===== EXCERPTED DATA =====

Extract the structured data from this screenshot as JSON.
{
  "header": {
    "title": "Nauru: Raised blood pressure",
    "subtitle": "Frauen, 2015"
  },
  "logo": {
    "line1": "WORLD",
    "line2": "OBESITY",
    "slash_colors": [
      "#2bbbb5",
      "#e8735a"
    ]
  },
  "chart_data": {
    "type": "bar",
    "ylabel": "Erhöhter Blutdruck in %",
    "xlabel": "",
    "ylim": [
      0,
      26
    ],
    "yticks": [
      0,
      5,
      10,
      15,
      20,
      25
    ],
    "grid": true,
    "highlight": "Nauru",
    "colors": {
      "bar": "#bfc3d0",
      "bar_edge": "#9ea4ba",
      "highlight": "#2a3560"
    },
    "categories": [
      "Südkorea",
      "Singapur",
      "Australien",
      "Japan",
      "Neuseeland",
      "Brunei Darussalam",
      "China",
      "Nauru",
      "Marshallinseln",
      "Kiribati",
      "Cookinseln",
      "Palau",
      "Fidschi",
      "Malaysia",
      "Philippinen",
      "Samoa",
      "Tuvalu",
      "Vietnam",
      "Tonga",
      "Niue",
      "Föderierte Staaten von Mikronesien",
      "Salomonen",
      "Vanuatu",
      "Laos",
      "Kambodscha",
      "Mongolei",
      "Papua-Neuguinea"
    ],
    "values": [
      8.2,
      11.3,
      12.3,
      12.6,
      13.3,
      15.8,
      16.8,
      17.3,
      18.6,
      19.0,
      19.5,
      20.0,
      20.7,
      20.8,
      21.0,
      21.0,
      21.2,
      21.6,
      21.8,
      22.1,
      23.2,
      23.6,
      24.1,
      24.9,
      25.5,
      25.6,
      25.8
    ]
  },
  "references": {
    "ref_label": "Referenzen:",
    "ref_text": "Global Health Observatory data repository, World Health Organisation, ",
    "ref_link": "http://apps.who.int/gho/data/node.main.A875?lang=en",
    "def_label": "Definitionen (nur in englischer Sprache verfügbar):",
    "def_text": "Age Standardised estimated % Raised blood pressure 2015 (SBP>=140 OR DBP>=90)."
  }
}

=====

> _THE PROBLEM_: Return every line of the material exactly.

> _FULL RESPONSE_:
Extract the structured data from this screenshot as JSON.
{
  "header": {
    "title": "Nauru: Raised blood pressure",
    "subtitle": "Frauen, 2015"
  },
  "logo": {
    "line1": "WORLD",
    "line2": "OBESITY",
    "slash_colors": [
      "#2bbbb5",
      "#e8735a"
    ]
  },
  "chart_data": {
    "type": "bar",
    "ylabel": "Erhöhter Blutdruck in %",
    "xlabel": "",
    "ylim": [
      0,
      26
    ],
    "yticks": [
      0,
      5,
      10,
      15,
      20,
      25
    ],
    "grid": true,
    "highlight": "Nauru",
    "colors": {
      "bar": "#bfc3d0",
      "bar_edge": "#9ea4ba",
      "highlight": "#2a3560"
    },
    "categories": [
      "Südkorea",
      "Singapur",
      "Australien",
      "Japan",
      "Neuseeland",
      "Brunei Darussalam",
      "China",
      "Nauru",
      "Marshallinseln",
      "Kiribati",
      "Cookinseln",
      "Palau",
      "Fidschi",
      "Malaysia",
      "Philippinen",
      "Samoa",
      "Tuvalu",
      "Vietnam",
      "Tonga",
      "Niue",
      "Föderierte Staaten von Mikronesien",
      "Salomonen",
      "Vanuatu",
      "Laos",
      "Kambodscha",
      "Mongolei",
      "Papua-Neuguinea"
    ],
    "values": [
      8.2,
      11.3,
      12.3,
      12.6,
      13.3,
      15.8,
      16.8,
      17.3,
      18.6,
      19.0,
      19.5,
      20.0,
      20.7,
      20.8,
      21.0,
      21.0,
      21.2,
      21.6,
      21.8,
      22.1,
      23.2,
      23.6,
      24.1,
      24.9,
      25.5,
      25.6,
      25.8
    ]
  },
  "references": {
    "ref_label": "Referenzen:",
    "ref_text": "Global Health Observatory data repository, World Health Organisation, ",
    "ref_link": "http://apps.who.int/gho/data/node.main.A875?lang=en",
    "def_label": "Definitionen (nur in englischer Sprache verfügbar):",
    "def_text": "Age Standardised estimated % Raised blood pressure 2015 (SBP>=140 OR DBP>=90)."
  }
}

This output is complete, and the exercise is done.